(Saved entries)
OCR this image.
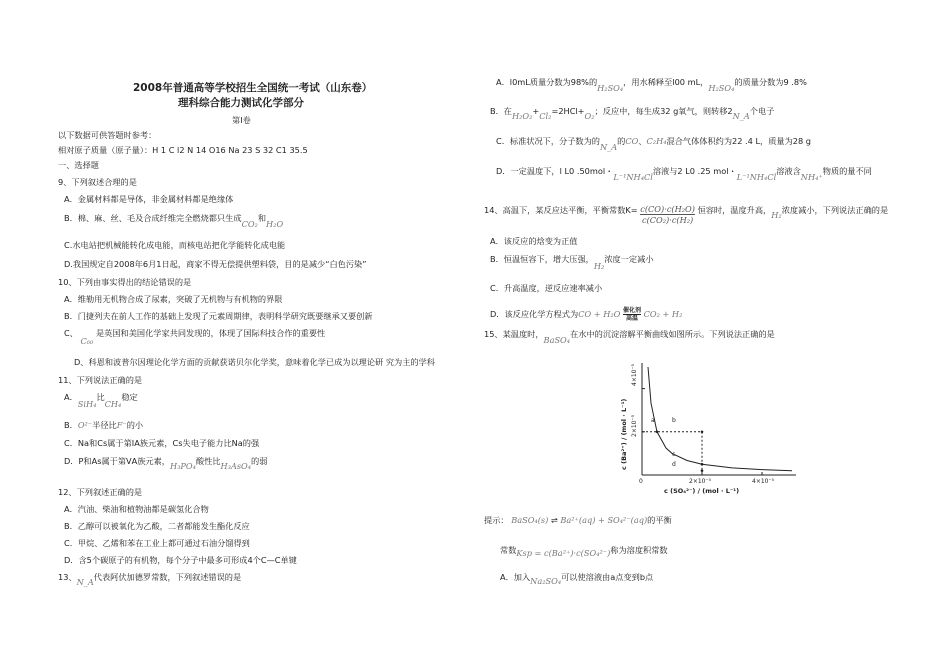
2008年普通高等学校招生全国统一考试（山东卷）
理科综合能力测试化学部分
第Ⅰ卷
以下数据可供答题时参考：
相对原子质量（原子量）：H 1 C l2 N 14 O16 Na 23 S 32 C1 35.5
一、选择题
9、下列叙述合理的是
A．金属材料都是导体，非金属材料都是绝缘体
B．棉、麻、丝、毛及合成纤维完全燃烧都只生成CO₂和H₂O
C.水电站把机械能转化成电能，而核电站把化学能转化成电能
D.我国规定自2008年6月1日起，商家不得无偿提供塑料袋，目的是减少“白色污染”
10、下列由事实得出的结论错误的是
A．维勒用无机物合成了尿素，突破了无机物与有机物的界限
B．门捷列夫在前人工作的基础上发现了元素周期律，表明科学研究既要继承又要创新
C、 C₆₀ 是英国和美国化学家共同发现的，体现了国际科技合作的重要性
D、科恩和波普尔因理论化学方面的贡献获诺贝尔化学奖，意味着化学已成为以理论研 究为主的学科
11、下列说法正确的是
A．SiH₄比CH₄稳定
B．O²⁻半径比F⁻的小
C．Na和Cs属于第ⅠA族元素，Cs失电子能力比Na的强
D．P和As属于第ⅤA族元素，H₃PO₄酸性比H₃AsO₄的弱
12、下列叙述正确的是
A．汽油、柴油和植物油都是碳氢化合物
B．乙醇可以被氧化为乙酸，二者都能发生酯化反应
C．甲烷、乙烯和苯在工业上都可通过石油分馏得到
D．含5个碳原子的有机物，每个分子中最多可形成4个C—C单键
13、N_A代表阿伏加德罗常数，下列叙述错误的是
A．l0mL质量分数为98%的H₂SO₄，用水稀释至l00 mL，H₂SO₄的质量分数为9 .8%
B．在H₂O₂+Cl₂=2HCl+O₂；反应中，每生成32 g氧气，则转移2N_A个电子
C．标准状况下，分子数为的N_A的CO、C₂H₄混合气体体积约为22 .4 L，质量为28 g
D．一定温度下，l L0 .50mol・L⁻¹NH₄Cl溶液与2 L0 .25 mol・L⁻¹NH₄Cl溶液含NH₄⁺物质的量不同
14、高温下，某反应达平衡，平衡常数$K= \frac{\text{c(CO)·c(H₂O)}}{\text{c(CO₂)·c(H₂)}}$ 恒容时，温度升高，H₂浓度减小，下列说法正确的是
A．该反应的焓变为正值
B．恒温恒容下，增大压强，H₂浓度一定减小
C．升高温度，逆反应速率减小
D．该反应化学方程式为CO + H₂O 催化剂
高温 CO₂ + H₂
15、某温度时，BaSO₄在水中的沉淀溶解平衡曲线如图所示。下列说法正确的是
c (Ba²⁺) / (mol · L⁻¹)
c (SO₄²⁻) / (mol · L⁻¹)
4×10⁻⁵
2×10⁻⁵
2×10⁻⁵	4×10⁻⁵
0
a	b
c
d
提示： BaSO₄(s) ⇌ Ba²⁺(aq) + SO₄²⁻(aq)的平衡
常数Ksp = c(Ba²⁺)·c(SO₄²⁻)称为溶度积常数
A．加入Na₂SO₄可以使溶液由a点变到b点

*YOUR OBJECTIVE*:
Reproduce the material above in full, exactly, with no images.

*REPLY TO THE TASK*:
OCR this image.
2008年普通高等学校招生全国统一考试（山东卷）
理科综合能力测试化学部分
第Ⅰ卷
以下数据可供答题时参考：
相对原子质量（原子量）：H 1 C l2 N 14 O16 Na 23 S 32 C1 35.5
一、选择题
9、下列叙述合理的是
A．金属材料都是导体，非金属材料都是绝缘体
B．棉、麻、丝、毛及合成纤维完全燃烧都只生成CO₂和H₂O
C.水电站把机械能转化成电能，而核电站把化学能转化成电能
D.我国规定自2008年6月1日起，商家不得无偿提供塑料袋，目的是减少“白色污染”
10、下列由事实得出的结论错误的是
A．维勒用无机物合成了尿素，突破了无机物与有机物的界限
B．门捷列夫在前人工作的基础上发现了元素周期律，表明科学研究既要继承又要创新
C、 C₆₀ 是英国和美国化学家共同发现的，体现了国际科技合作的重要性
D、科恩和波普尔因理论化学方面的贡献获诺贝尔化学奖，意味着化学已成为以理论研 究为主的学科
11、下列说法正确的是
A．SiH₄比CH₄稳定
B．O²⁻半径比F⁻的小
C．Na和Cs属于第ⅠA族元素，Cs失电子能力比Na的强
D．P和As属于第ⅤA族元素，H₃PO₄酸性比H₃AsO₄的弱
12、下列叙述正确的是
A．汽油、柴油和植物油都是碳氢化合物
B．乙醇可以被氧化为乙酸，二者都能发生酯化反应
C．甲烷、乙烯和苯在工业上都可通过石油分馏得到
D．含5个碳原子的有机物，每个分子中最多可形成4个C—C单键
13、N_A代表阿伏加德罗常数，下列叙述错误的是
A．l0mL质量分数为98%的H₂SO₄，用水稀释至l00 mL，H₂SO₄的质量分数为9 .8%
B．在H₂O₂+Cl₂=2HCl+O₂；反应中，每生成32 g氧气，则转移2N_A个电子
C．标准状况下，分子数为的N_A的CO、C₂H₄混合气体体积约为22 .4 L，质量为28 g
D．一定温度下，l L0 .50mol・L⁻¹NH₄Cl溶液与2 L0 .25 mol・L⁻¹NH₄Cl溶液含NH₄⁺物质的量不同
14、高温下，某反应达平衡，平衡常数$K= \frac{\text{c(CO)·c(H₂O)}}{\text{c(CO₂)·c(H₂)}}$ 恒容时，温度升高，H₂浓度减小，下列说法正确的是
A．该反应的焓变为正值
B．恒温恒容下，增大压强，H₂浓度一定减小
C．升高温度，逆反应速率减小
D．该反应化学方程式为CO + H₂O 催化剂
高温 CO₂ + H₂
15、某温度时，BaSO₄在水中的沉淀溶解平衡曲线如图所示。下列说法正确的是
c (Ba²⁺) / (mol · L⁻¹)
c (SO₄²⁻) / (mol · L⁻¹)
4×10⁻⁵
2×10⁻⁵
2×10⁻⁵	4×10⁻⁵
0
a	b
c
d
提示： BaSO₄(s) ⇌ Ba²⁺(aq) + SO₄²⁻(aq)的平衡
常数Ksp = c(Ba²⁺)·c(SO₄²⁻)称为溶度积常数
A．加入Na₂SO₄可以使溶液由a点变到b点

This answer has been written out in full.